**What to do**. Restate all the material verbatim, except for the pictures.

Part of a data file
--------------------------------
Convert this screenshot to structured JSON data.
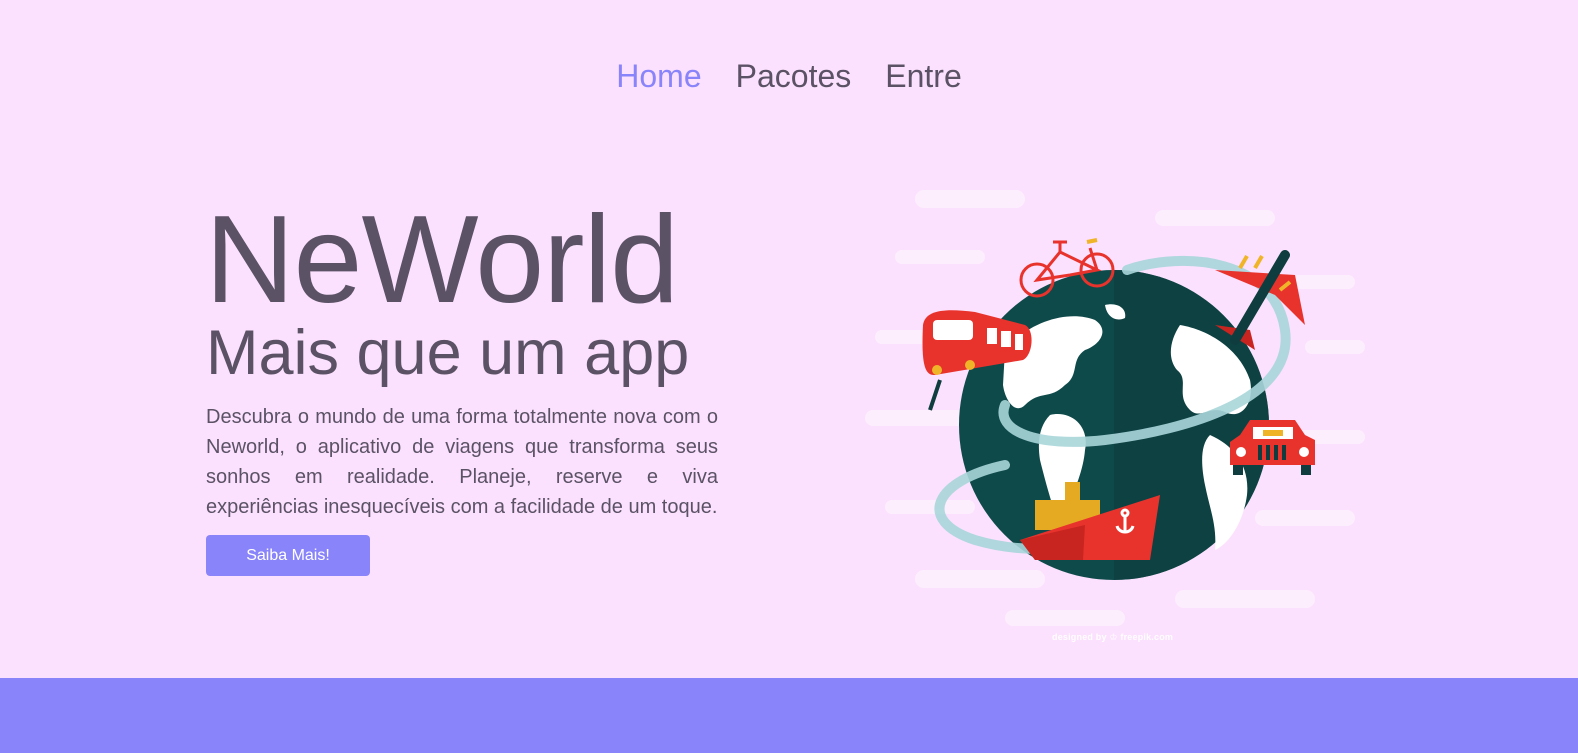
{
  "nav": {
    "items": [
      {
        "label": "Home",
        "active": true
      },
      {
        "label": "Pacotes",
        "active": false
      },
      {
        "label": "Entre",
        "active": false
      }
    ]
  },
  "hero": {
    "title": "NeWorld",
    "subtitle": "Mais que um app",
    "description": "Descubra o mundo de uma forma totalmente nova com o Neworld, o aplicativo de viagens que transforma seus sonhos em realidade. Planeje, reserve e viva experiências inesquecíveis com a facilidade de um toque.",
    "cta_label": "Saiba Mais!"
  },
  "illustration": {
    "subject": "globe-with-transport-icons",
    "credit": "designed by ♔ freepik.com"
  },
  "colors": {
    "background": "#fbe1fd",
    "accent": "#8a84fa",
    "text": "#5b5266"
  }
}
--------------------------------
**Task result**.
Convert this screenshot to structured JSON data.
{
  "nav": {
    "items": [
      {
        "label": "Home",
        "active": true
      },
      {
        "label": "Pacotes",
        "active": false
      },
      {
        "label": "Entre",
        "active": false
      }
    ]
  },
  "hero": {
    "title": "NeWorld",
    "subtitle": "Mais que um app",
    "description": "Descubra o mundo de uma forma totalmente nova com o Neworld, o aplicativo de viagens que transforma seus sonhos em realidade. Planeje, reserve e viva experiências inesquecíveis com a facilidade de um toque.",
    "cta_label": "Saiba Mais!"
  },
  "illustration": {
    "subject": "globe-with-transport-icons",
    "credit": "designed by ♔ freepik.com"
  },
  "colors": {
    "background": "#fbe1fd",
    "accent": "#8a84fa",
    "text": "#5b5266"
  }
}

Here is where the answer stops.